## [Work to do]
From the entries below, copy out every line with "JSON" in it.

## [Records shown]
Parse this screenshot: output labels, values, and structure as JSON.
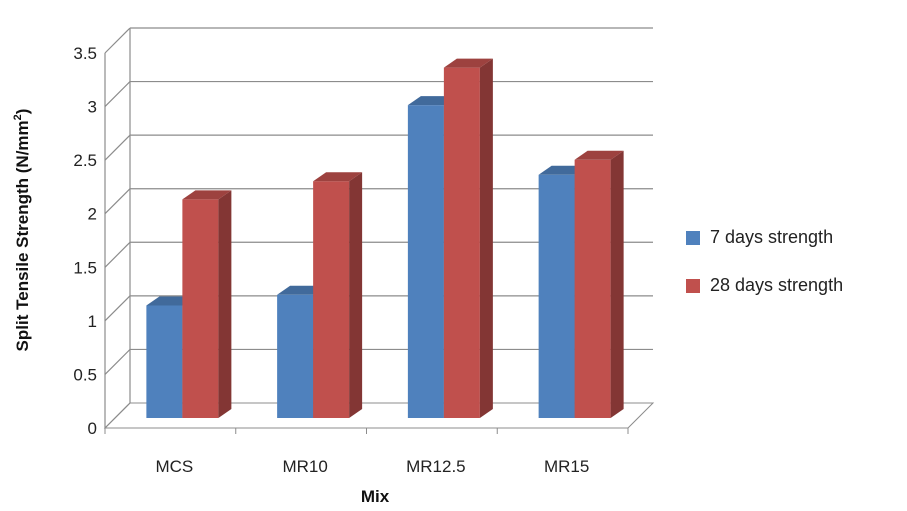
{
  "chart_data": {
    "type": "bar",
    "categories": [
      "MCS",
      "MR10",
      "MR12.5",
      "MR15"
    ],
    "series": [
      {
        "name": "7 days strength",
        "values": [
          1.05,
          1.15,
          2.92,
          2.27
        ],
        "color": "#4f81bd"
      },
      {
        "name": "28 days strength",
        "values": [
          2.04,
          2.21,
          3.27,
          2.41
        ],
        "color": "#c0504d"
      }
    ],
    "title": "",
    "xlabel": "Mix",
    "ylabel": "Split Tensile Strength (N/mm²)",
    "ylabel_base": "Split Tensile Strength (N/mm",
    "ylabel_sup": "2",
    "ylabel_end": ")",
    "ylim": [
      0,
      3.5
    ],
    "yticks": [
      "0",
      "0.5",
      "1",
      "1.5",
      "2",
      "2.5",
      "3",
      "3.5"
    ],
    "grid": true,
    "legend": "right",
    "style": "3d-clustered-column"
  }
}
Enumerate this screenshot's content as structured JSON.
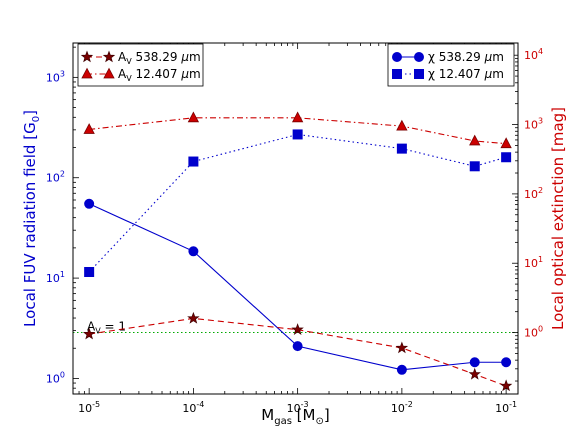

## [Exercise response]
Parse this screenshot: output labels, values, and structure as JSON.
Enumerate this screenshot's content as structured JSON.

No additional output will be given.